Records from a collection of figures:
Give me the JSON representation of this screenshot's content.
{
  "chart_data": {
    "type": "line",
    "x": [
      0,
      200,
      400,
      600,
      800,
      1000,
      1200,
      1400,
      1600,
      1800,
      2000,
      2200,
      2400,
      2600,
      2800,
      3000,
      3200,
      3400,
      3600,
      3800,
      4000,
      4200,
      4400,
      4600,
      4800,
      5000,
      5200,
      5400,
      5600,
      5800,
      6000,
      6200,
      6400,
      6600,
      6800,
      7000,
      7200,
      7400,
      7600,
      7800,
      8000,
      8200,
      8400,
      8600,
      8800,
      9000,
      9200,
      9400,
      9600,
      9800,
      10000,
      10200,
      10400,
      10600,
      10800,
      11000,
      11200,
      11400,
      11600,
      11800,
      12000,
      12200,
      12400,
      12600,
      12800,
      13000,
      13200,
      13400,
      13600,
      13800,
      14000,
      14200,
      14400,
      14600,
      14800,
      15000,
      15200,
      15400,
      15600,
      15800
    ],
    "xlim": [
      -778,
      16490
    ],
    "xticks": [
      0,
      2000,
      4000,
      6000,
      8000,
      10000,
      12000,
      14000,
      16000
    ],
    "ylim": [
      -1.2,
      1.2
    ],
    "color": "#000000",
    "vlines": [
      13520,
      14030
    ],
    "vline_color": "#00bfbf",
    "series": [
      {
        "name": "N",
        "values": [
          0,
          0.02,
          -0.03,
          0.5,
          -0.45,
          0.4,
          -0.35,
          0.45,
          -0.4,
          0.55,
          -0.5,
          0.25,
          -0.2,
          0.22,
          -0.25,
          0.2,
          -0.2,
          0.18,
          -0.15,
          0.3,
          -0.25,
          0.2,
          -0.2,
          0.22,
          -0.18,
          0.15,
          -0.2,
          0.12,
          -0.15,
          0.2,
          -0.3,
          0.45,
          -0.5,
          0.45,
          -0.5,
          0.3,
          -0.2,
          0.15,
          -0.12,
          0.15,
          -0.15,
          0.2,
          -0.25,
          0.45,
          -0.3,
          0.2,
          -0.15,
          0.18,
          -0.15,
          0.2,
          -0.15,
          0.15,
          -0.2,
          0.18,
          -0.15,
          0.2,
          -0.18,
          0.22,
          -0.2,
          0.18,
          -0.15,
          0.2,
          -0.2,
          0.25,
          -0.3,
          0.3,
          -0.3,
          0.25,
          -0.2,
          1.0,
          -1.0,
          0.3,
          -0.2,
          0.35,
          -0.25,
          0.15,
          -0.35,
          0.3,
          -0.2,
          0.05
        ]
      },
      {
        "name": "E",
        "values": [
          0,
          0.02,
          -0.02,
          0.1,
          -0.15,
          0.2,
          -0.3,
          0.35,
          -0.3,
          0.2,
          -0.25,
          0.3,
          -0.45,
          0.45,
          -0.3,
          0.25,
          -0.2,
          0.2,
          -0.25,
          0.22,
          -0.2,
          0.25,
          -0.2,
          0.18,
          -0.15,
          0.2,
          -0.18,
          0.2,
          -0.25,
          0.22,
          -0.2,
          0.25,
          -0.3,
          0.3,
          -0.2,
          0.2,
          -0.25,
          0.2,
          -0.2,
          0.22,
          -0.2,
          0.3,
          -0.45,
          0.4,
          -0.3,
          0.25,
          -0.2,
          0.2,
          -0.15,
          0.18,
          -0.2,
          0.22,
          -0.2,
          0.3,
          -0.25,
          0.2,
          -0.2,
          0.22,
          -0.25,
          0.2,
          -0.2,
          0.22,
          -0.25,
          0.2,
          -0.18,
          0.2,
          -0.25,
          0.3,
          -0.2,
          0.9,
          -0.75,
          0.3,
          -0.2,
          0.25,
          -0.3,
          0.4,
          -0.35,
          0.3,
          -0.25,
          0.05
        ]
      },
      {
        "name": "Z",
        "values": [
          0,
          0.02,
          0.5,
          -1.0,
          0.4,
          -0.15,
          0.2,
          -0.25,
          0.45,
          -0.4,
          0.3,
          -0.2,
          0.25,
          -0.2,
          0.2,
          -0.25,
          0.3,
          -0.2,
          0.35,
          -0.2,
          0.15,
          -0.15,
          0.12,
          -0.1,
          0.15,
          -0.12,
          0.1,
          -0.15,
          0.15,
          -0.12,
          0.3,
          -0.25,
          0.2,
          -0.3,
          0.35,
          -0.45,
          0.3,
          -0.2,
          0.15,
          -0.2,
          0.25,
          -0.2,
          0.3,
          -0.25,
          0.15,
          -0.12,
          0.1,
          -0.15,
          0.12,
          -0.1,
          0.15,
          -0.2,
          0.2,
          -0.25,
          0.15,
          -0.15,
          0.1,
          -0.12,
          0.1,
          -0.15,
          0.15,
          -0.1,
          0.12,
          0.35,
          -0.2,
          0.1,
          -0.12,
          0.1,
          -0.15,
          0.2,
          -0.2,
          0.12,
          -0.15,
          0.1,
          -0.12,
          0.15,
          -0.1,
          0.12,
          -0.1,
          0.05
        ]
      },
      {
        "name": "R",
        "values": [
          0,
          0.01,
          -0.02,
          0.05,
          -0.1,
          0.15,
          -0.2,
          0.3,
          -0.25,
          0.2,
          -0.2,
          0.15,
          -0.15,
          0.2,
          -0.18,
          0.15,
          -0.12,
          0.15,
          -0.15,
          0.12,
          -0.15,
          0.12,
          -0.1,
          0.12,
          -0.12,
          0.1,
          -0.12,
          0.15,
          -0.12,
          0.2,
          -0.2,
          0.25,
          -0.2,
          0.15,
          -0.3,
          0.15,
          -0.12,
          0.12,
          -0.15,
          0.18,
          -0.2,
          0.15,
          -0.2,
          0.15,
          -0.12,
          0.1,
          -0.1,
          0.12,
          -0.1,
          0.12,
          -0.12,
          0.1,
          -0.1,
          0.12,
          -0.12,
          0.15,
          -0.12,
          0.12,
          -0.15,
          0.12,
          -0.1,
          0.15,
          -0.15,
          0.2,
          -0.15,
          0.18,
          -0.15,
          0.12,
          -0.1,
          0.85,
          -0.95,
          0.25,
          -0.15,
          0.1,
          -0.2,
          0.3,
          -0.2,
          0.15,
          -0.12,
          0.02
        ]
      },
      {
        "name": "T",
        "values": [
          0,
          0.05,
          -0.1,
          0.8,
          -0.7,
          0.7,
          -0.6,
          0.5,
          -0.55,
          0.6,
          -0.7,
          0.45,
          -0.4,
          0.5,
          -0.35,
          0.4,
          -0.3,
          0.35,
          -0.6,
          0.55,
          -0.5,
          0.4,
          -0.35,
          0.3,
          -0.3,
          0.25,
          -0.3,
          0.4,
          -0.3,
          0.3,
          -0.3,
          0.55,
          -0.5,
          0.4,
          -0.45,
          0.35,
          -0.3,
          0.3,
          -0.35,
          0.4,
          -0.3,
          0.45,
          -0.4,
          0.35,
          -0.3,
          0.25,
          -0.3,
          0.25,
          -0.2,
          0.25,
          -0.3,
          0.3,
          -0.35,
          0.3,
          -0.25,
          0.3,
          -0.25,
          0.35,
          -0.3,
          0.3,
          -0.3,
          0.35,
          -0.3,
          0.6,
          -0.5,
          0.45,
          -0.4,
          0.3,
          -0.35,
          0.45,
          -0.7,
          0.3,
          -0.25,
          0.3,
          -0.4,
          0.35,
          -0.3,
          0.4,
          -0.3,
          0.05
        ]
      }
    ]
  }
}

◆ EXERCISE INSTRUCTIONS
Print out the whole listing exactly as it appears.

◆ SOLUTION TO THE PROBLEM
Give me the JSON representation of this screenshot's content.
{
  "chart_data": {
    "type": "line",
    "x": [
      0,
      200,
      400,
      600,
      800,
      1000,
      1200,
      1400,
      1600,
      1800,
      2000,
      2200,
      2400,
      2600,
      2800,
      3000,
      3200,
      3400,
      3600,
      3800,
      4000,
      4200,
      4400,
      4600,
      4800,
      5000,
      5200,
      5400,
      5600,
      5800,
      6000,
      6200,
      6400,
      6600,
      6800,
      7000,
      7200,
      7400,
      7600,
      7800,
      8000,
      8200,
      8400,
      8600,
      8800,
      9000,
      9200,
      9400,
      9600,
      9800,
      10000,
      10200,
      10400,
      10600,
      10800,
      11000,
      11200,
      11400,
      11600,
      11800,
      12000,
      12200,
      12400,
      12600,
      12800,
      13000,
      13200,
      13400,
      13600,
      13800,
      14000,
      14200,
      14400,
      14600,
      14800,
      15000,
      15200,
      15400,
      15600,
      15800
    ],
    "xlim": [
      -778,
      16490
    ],
    "xticks": [
      0,
      2000,
      4000,
      6000,
      8000,
      10000,
      12000,
      14000,
      16000
    ],
    "ylim": [
      -1.2,
      1.2
    ],
    "color": "#000000",
    "vlines": [
      13520,
      14030
    ],
    "vline_color": "#00bfbf",
    "series": [
      {
        "name": "N",
        "values": [
          0,
          0.02,
          -0.03,
          0.5,
          -0.45,
          0.4,
          -0.35,
          0.45,
          -0.4,
          0.55,
          -0.5,
          0.25,
          -0.2,
          0.22,
          -0.25,
          0.2,
          -0.2,
          0.18,
          -0.15,
          0.3,
          -0.25,
          0.2,
          -0.2,
          0.22,
          -0.18,
          0.15,
          -0.2,
          0.12,
          -0.15,
          0.2,
          -0.3,
          0.45,
          -0.5,
          0.45,
          -0.5,
          0.3,
          -0.2,
          0.15,
          -0.12,
          0.15,
          -0.15,
          0.2,
          -0.25,
          0.45,
          -0.3,
          0.2,
          -0.15,
          0.18,
          -0.15,
          0.2,
          -0.15,
          0.15,
          -0.2,
          0.18,
          -0.15,
          0.2,
          -0.18,
          0.22,
          -0.2,
          0.18,
          -0.15,
          0.2,
          -0.2,
          0.25,
          -0.3,
          0.3,
          -0.3,
          0.25,
          -0.2,
          1.0,
          -1.0,
          0.3,
          -0.2,
          0.35,
          -0.25,
          0.15,
          -0.35,
          0.3,
          -0.2,
          0.05
        ]
      },
      {
        "name": "E",
        "values": [
          0,
          0.02,
          -0.02,
          0.1,
          -0.15,
          0.2,
          -0.3,
          0.35,
          -0.3,
          0.2,
          -0.25,
          0.3,
          -0.45,
          0.45,
          -0.3,
          0.25,
          -0.2,
          0.2,
          -0.25,
          0.22,
          -0.2,
          0.25,
          -0.2,
          0.18,
          -0.15,
          0.2,
          -0.18,
          0.2,
          -0.25,
          0.22,
          -0.2,
          0.25,
          -0.3,
          0.3,
          -0.2,
          0.2,
          -0.25,
          0.2,
          -0.2,
          0.22,
          -0.2,
          0.3,
          -0.45,
          0.4,
          -0.3,
          0.25,
          -0.2,
          0.2,
          -0.15,
          0.18,
          -0.2,
          0.22,
          -0.2,
          0.3,
          -0.25,
          0.2,
          -0.2,
          0.22,
          -0.25,
          0.2,
          -0.2,
          0.22,
          -0.25,
          0.2,
          -0.18,
          0.2,
          -0.25,
          0.3,
          -0.2,
          0.9,
          -0.75,
          0.3,
          -0.2,
          0.25,
          -0.3,
          0.4,
          -0.35,
          0.3,
          -0.25,
          0.05
        ]
      },
      {
        "name": "Z",
        "values": [
          0,
          0.02,
          0.5,
          -1.0,
          0.4,
          -0.15,
          0.2,
          -0.25,
          0.45,
          -0.4,
          0.3,
          -0.2,
          0.25,
          -0.2,
          0.2,
          -0.25,
          0.3,
          -0.2,
          0.35,
          -0.2,
          0.15,
          -0.15,
          0.12,
          -0.1,
          0.15,
          -0.12,
          0.1,
          -0.15,
          0.15,
          -0.12,
          0.3,
          -0.25,
          0.2,
          -0.3,
          0.35,
          -0.45,
          0.3,
          -0.2,
          0.15,
          -0.2,
          0.25,
          -0.2,
          0.3,
          -0.25,
          0.15,
          -0.12,
          0.1,
          -0.15,
          0.12,
          -0.1,
          0.15,
          -0.2,
          0.2,
          -0.25,
          0.15,
          -0.15,
          0.1,
          -0.12,
          0.1,
          -0.15,
          0.15,
          -0.1,
          0.12,
          0.35,
          -0.2,
          0.1,
          -0.12,
          0.1,
          -0.15,
          0.2,
          -0.2,
          0.12,
          -0.15,
          0.1,
          -0.12,
          0.15,
          -0.1,
          0.12,
          -0.1,
          0.05
        ]
      },
      {
        "name": "R",
        "values": [
          0,
          0.01,
          -0.02,
          0.05,
          -0.1,
          0.15,
          -0.2,
          0.3,
          -0.25,
          0.2,
          -0.2,
          0.15,
          -0.15,
          0.2,
          -0.18,
          0.15,
          -0.12,
          0.15,
          -0.15,
          0.12,
          -0.15,
          0.12,
          -0.1,
          0.12,
          -0.12,
          0.1,
          -0.12,
          0.15,
          -0.12,
          0.2,
          -0.2,
          0.25,
          -0.2,
          0.15,
          -0.3,
          0.15,
          -0.12,
          0.12,
          -0.15,
          0.18,
          -0.2,
          0.15,
          -0.2,
          0.15,
          -0.12,
          0.1,
          -0.1,
          0.12,
          -0.1,
          0.12,
          -0.12,
          0.1,
          -0.1,
          0.12,
          -0.12,
          0.15,
          -0.12,
          0.12,
          -0.15,
          0.12,
          -0.1,
          0.15,
          -0.15,
          0.2,
          -0.15,
          0.18,
          -0.15,
          0.12,
          -0.1,
          0.85,
          -0.95,
          0.25,
          -0.15,
          0.1,
          -0.2,
          0.3,
          -0.2,
          0.15,
          -0.12,
          0.02
        ]
      },
      {
        "name": "T",
        "values": [
          0,
          0.05,
          -0.1,
          0.8,
          -0.7,
          0.7,
          -0.6,
          0.5,
          -0.55,
          0.6,
          -0.7,
          0.45,
          -0.4,
          0.5,
          -0.35,
          0.4,
          -0.3,
          0.35,
          -0.6,
          0.55,
          -0.5,
          0.4,
          -0.35,
          0.3,
          -0.3,
          0.25,
          -0.3,
          0.4,
          -0.3,
          0.3,
          -0.3,
          0.55,
          -0.5,
          0.4,
          -0.45,
          0.35,
          -0.3,
          0.3,
          -0.35,
          0.4,
          -0.3,
          0.45,
          -0.4,
          0.35,
          -0.3,
          0.25,
          -0.3,
          0.25,
          -0.2,
          0.25,
          -0.3,
          0.3,
          -0.35,
          0.3,
          -0.25,
          0.3,
          -0.25,
          0.35,
          -0.3,
          0.3,
          -0.3,
          0.35,
          -0.3,
          0.6,
          -0.5,
          0.45,
          -0.4,
          0.3,
          -0.35,
          0.45,
          -0.7,
          0.3,
          -0.25,
          0.3,
          -0.4,
          0.35,
          -0.3,
          0.4,
          -0.3,
          0.05
        ]
      }
    ]
  }
}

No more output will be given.